TASK INSTRUCTIONS: Look through the data below and say how many of its lines contain "this", adding nothing else.

Figure record listings:

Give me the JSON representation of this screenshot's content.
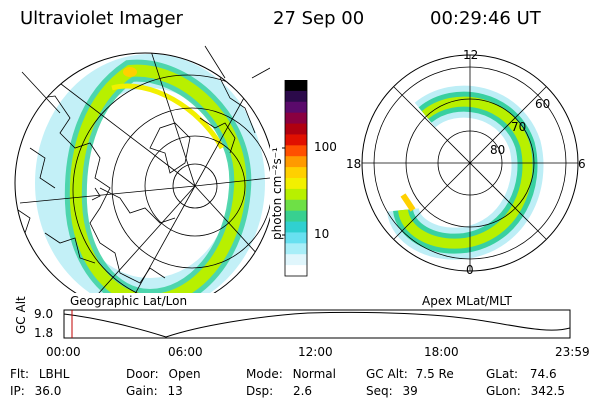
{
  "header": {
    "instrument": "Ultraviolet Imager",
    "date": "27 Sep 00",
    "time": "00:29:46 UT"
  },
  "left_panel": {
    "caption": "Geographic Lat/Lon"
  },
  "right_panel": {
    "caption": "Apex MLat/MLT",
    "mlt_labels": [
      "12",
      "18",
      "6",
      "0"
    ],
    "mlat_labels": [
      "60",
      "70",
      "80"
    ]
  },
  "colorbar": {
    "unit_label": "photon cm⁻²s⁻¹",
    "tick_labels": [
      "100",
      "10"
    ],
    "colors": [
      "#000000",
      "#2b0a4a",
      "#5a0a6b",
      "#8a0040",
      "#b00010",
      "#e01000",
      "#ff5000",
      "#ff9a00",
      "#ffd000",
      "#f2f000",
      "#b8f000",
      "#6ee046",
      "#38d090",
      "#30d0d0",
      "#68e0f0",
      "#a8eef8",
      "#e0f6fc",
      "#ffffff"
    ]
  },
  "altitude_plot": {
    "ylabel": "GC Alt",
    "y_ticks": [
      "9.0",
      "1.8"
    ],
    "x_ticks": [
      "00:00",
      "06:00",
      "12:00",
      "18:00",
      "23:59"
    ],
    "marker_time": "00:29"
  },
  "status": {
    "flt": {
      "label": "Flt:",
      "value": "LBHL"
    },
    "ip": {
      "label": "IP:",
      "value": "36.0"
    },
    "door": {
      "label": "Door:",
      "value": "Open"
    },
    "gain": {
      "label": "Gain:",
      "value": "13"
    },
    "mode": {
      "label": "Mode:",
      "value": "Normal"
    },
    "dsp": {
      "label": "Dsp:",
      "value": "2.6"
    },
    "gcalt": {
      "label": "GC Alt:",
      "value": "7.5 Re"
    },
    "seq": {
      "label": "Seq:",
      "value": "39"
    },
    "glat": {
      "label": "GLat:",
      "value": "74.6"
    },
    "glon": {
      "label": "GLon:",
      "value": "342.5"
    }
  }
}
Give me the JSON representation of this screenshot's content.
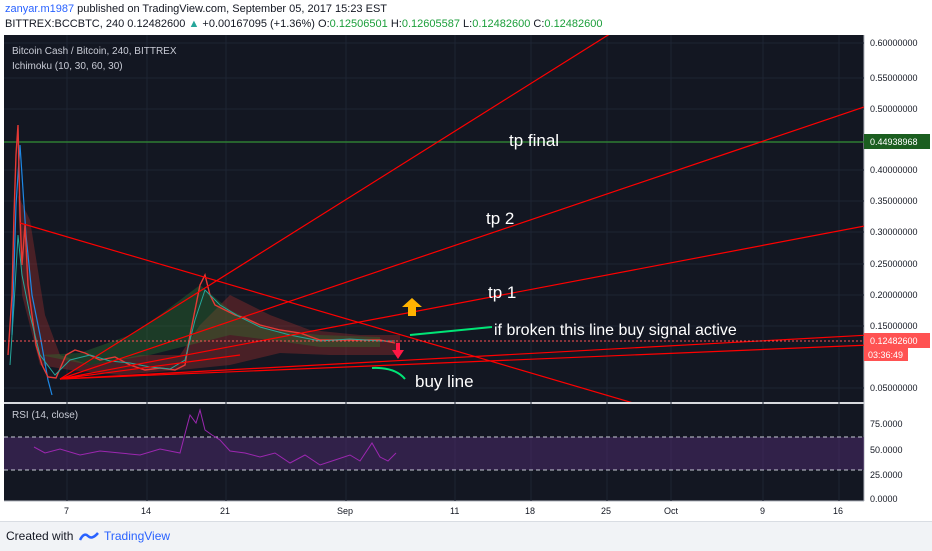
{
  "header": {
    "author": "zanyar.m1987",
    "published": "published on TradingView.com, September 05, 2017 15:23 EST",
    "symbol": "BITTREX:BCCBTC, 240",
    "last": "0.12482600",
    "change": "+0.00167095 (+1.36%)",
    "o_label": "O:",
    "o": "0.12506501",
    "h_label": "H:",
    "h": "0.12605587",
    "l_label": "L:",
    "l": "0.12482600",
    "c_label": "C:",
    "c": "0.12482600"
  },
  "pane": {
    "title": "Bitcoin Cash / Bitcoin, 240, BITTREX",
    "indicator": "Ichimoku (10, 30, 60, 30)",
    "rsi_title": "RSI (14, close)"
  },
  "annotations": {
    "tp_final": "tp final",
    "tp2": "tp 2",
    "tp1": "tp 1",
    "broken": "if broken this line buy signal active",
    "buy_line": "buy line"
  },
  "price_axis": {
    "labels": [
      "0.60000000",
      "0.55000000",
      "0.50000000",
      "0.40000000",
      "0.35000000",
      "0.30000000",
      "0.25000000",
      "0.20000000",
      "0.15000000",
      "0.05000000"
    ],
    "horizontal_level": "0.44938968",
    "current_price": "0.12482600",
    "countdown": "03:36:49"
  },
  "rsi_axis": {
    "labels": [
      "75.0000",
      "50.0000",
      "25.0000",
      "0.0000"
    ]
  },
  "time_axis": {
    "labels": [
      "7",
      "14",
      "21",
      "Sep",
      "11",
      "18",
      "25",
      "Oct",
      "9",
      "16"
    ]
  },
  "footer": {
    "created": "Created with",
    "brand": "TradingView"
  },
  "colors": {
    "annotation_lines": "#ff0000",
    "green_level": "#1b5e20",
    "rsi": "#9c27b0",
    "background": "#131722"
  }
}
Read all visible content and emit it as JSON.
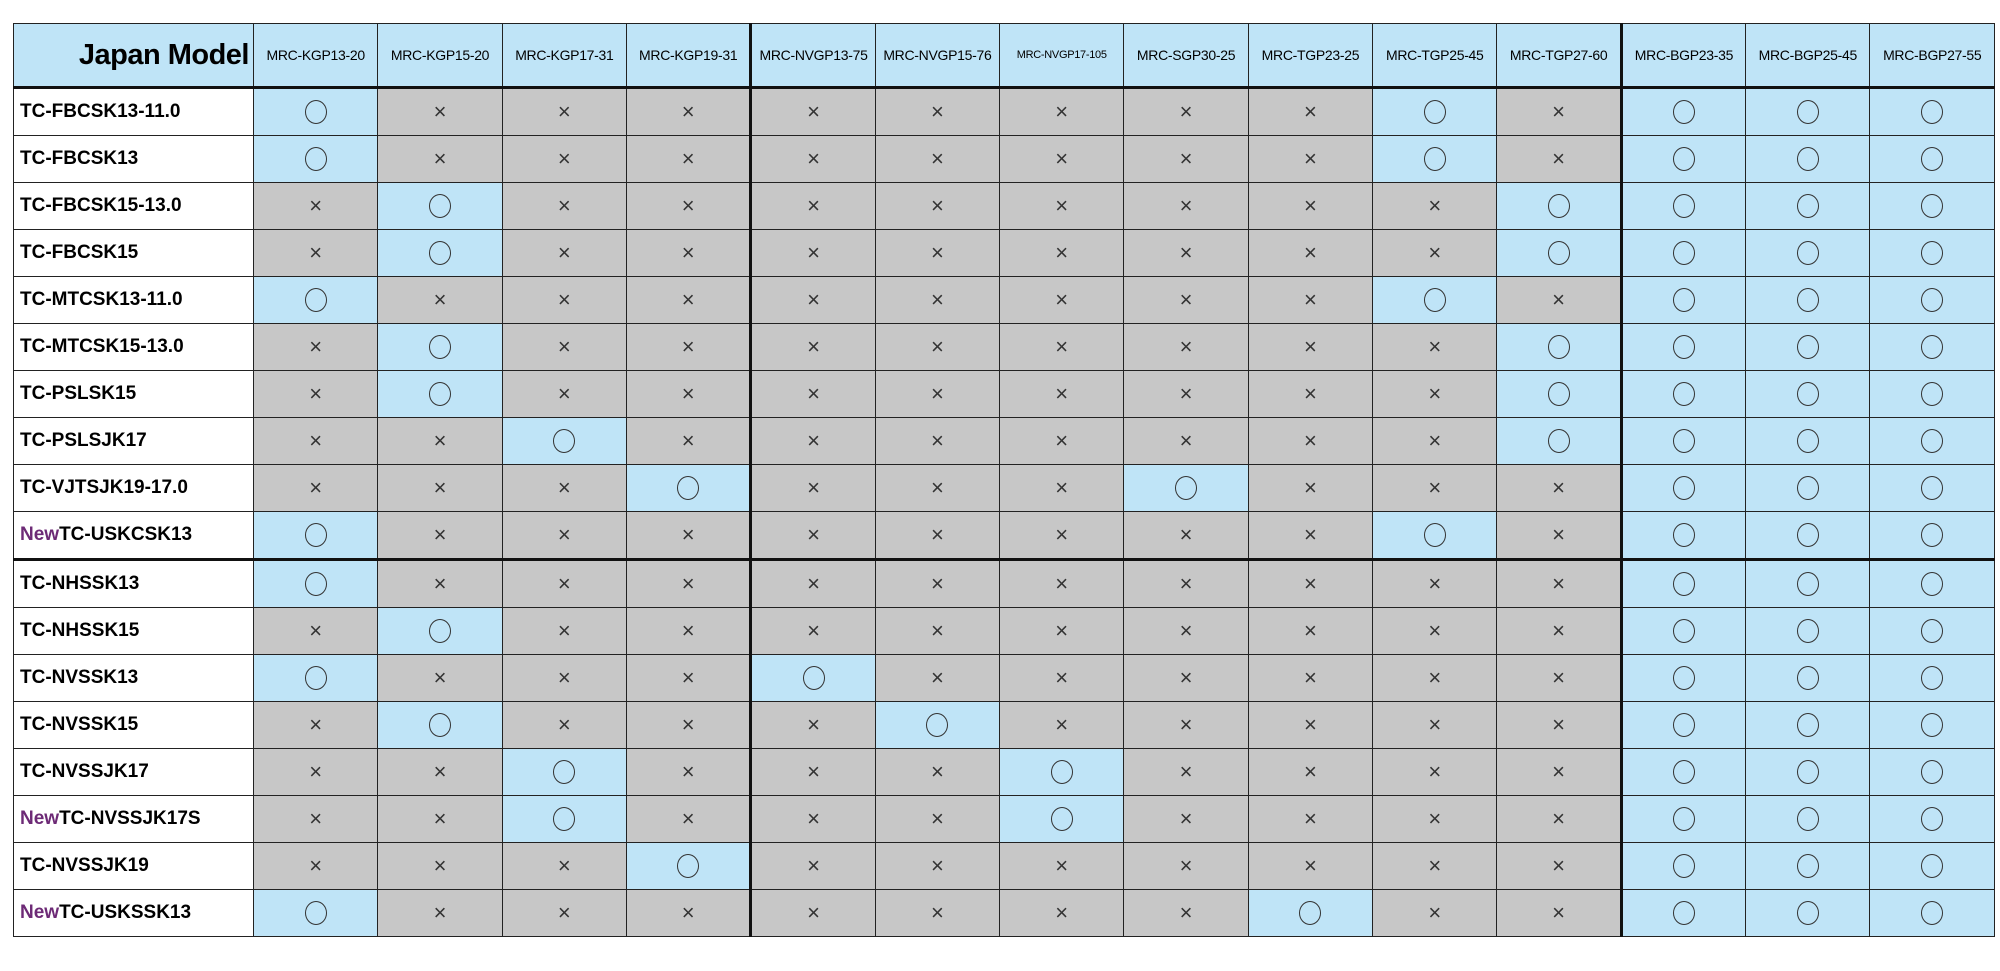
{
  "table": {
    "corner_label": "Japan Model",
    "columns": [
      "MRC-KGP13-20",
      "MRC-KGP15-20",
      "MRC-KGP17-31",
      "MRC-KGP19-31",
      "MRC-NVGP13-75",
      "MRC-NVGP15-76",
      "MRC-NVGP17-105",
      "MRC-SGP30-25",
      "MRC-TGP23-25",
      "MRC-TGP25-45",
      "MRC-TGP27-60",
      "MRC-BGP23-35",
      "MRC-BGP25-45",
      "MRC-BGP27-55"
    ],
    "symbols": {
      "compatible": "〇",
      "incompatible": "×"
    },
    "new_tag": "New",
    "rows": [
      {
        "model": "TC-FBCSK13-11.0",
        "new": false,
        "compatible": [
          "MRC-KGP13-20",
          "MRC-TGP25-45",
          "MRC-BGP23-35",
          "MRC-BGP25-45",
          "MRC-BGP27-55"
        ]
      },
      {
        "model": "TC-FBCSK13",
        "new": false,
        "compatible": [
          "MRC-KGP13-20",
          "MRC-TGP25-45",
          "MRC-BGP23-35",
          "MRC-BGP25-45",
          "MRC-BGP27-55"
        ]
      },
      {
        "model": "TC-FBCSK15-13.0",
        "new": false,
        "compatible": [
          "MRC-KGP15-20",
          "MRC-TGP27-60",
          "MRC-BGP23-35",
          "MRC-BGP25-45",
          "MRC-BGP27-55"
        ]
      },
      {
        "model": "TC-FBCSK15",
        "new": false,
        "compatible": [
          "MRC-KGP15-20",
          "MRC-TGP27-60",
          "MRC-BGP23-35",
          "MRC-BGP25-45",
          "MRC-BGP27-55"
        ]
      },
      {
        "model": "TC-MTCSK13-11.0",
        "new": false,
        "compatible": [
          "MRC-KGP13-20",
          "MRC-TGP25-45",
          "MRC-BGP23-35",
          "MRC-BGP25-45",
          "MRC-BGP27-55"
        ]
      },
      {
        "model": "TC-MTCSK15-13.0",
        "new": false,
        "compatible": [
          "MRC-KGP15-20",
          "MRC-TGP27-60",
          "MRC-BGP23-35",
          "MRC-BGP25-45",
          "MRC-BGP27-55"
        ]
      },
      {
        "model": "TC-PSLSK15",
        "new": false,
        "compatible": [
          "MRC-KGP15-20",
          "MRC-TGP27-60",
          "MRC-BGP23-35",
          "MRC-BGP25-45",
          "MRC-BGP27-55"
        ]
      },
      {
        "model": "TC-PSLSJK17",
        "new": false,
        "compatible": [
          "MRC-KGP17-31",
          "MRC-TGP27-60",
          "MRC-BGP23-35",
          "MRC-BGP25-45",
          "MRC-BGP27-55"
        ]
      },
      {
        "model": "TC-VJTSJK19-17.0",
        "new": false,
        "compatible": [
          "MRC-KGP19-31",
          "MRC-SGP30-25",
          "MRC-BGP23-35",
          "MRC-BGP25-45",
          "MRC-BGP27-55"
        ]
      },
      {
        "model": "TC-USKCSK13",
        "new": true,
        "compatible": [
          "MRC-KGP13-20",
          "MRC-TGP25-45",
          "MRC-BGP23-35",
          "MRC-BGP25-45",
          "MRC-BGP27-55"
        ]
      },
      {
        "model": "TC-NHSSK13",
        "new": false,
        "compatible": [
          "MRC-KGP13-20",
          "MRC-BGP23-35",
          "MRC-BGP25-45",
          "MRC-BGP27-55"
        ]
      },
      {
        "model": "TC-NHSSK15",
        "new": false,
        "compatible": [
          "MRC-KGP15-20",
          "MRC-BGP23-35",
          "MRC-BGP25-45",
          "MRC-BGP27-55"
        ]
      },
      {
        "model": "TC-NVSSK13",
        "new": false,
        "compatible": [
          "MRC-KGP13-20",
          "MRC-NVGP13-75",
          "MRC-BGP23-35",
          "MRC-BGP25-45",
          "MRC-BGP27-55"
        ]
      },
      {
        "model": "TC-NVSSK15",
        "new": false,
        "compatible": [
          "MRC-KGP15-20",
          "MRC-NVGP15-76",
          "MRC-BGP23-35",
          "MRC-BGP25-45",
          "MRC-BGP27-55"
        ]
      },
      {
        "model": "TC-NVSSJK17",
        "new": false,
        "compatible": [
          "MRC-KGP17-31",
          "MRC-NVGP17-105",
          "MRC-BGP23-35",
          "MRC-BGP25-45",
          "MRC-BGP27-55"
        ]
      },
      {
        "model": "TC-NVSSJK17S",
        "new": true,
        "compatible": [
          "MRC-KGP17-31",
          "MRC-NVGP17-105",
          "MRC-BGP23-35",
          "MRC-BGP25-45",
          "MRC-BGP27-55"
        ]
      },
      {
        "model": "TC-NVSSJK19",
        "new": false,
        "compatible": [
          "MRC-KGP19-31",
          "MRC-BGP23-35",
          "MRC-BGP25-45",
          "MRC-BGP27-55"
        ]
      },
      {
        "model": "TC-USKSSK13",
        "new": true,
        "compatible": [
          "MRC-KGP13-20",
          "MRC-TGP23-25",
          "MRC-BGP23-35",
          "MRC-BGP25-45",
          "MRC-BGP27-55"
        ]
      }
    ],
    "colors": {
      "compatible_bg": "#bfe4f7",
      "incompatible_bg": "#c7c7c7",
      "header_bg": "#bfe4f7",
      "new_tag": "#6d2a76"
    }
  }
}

--

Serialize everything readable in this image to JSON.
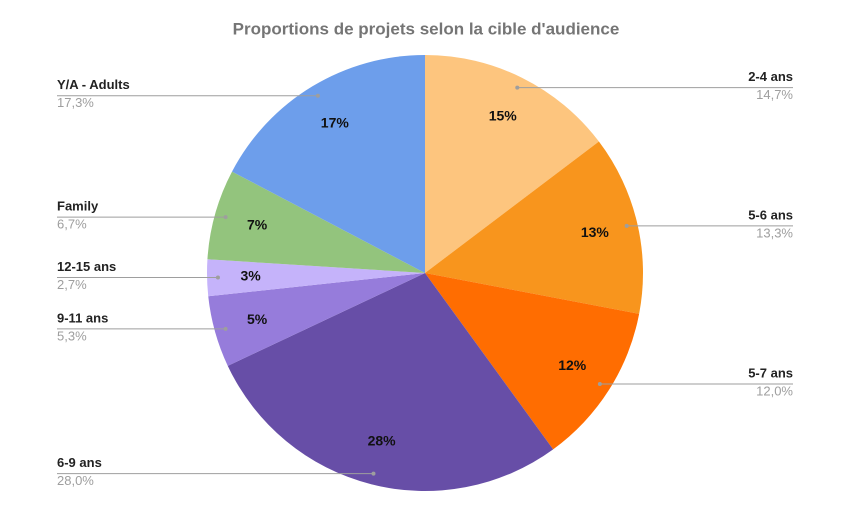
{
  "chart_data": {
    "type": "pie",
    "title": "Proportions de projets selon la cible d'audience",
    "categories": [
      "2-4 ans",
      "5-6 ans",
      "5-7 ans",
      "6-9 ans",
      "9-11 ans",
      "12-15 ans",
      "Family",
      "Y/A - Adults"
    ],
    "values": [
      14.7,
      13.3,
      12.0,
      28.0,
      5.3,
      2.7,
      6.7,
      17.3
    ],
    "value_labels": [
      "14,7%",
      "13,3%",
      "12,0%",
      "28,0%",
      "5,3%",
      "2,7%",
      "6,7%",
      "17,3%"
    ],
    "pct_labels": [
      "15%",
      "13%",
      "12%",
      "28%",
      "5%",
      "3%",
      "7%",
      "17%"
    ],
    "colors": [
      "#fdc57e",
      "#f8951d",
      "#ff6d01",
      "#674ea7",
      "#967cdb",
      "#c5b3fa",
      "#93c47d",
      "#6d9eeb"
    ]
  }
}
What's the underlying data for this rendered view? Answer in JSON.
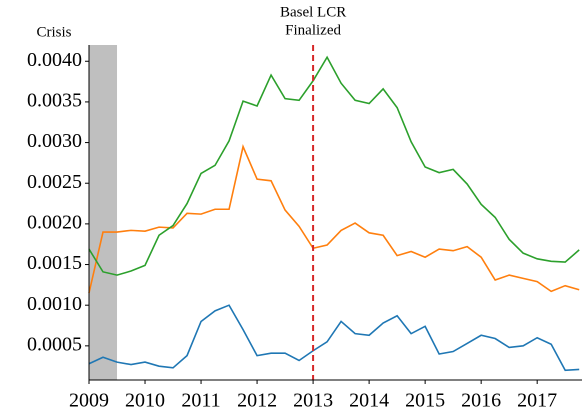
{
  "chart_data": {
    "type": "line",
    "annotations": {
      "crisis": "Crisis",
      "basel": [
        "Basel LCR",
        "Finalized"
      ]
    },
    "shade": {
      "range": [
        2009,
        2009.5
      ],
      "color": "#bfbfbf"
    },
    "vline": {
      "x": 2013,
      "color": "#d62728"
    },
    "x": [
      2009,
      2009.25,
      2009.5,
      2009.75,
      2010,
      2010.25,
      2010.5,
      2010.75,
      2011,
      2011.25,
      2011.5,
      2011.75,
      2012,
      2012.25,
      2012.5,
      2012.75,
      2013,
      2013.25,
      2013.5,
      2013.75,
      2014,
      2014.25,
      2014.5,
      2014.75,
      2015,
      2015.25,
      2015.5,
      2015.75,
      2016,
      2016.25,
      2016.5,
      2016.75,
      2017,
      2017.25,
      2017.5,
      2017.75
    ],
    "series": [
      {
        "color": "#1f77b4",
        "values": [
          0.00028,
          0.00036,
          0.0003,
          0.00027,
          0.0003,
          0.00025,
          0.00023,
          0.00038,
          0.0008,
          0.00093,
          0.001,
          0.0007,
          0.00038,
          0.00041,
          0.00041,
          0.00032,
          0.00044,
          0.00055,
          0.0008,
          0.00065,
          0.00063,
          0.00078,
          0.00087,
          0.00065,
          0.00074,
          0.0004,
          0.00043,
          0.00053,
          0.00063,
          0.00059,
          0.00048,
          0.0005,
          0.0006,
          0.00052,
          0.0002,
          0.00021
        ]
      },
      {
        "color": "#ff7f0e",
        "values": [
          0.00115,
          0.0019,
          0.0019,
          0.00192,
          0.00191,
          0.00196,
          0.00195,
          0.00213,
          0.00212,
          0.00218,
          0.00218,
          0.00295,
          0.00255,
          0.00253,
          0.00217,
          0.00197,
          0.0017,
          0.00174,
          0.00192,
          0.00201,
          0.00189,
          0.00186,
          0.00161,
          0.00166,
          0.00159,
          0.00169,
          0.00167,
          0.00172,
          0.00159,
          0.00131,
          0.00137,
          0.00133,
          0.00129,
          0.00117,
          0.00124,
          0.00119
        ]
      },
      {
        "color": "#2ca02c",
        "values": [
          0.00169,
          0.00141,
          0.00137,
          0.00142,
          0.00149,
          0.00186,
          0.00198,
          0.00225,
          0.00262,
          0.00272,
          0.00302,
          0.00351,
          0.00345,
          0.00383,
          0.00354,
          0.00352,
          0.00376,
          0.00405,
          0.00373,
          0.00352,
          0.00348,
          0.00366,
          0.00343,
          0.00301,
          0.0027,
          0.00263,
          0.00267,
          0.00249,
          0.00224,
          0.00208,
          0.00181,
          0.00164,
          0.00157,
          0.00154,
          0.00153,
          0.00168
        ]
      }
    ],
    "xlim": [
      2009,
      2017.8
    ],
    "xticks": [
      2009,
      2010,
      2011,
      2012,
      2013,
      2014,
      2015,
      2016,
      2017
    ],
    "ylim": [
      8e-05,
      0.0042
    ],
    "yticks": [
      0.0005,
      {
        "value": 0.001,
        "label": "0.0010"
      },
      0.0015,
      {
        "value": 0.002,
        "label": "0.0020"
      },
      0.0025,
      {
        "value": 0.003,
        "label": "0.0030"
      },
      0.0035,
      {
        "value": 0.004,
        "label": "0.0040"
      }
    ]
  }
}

EXERCISE ANSWER: 5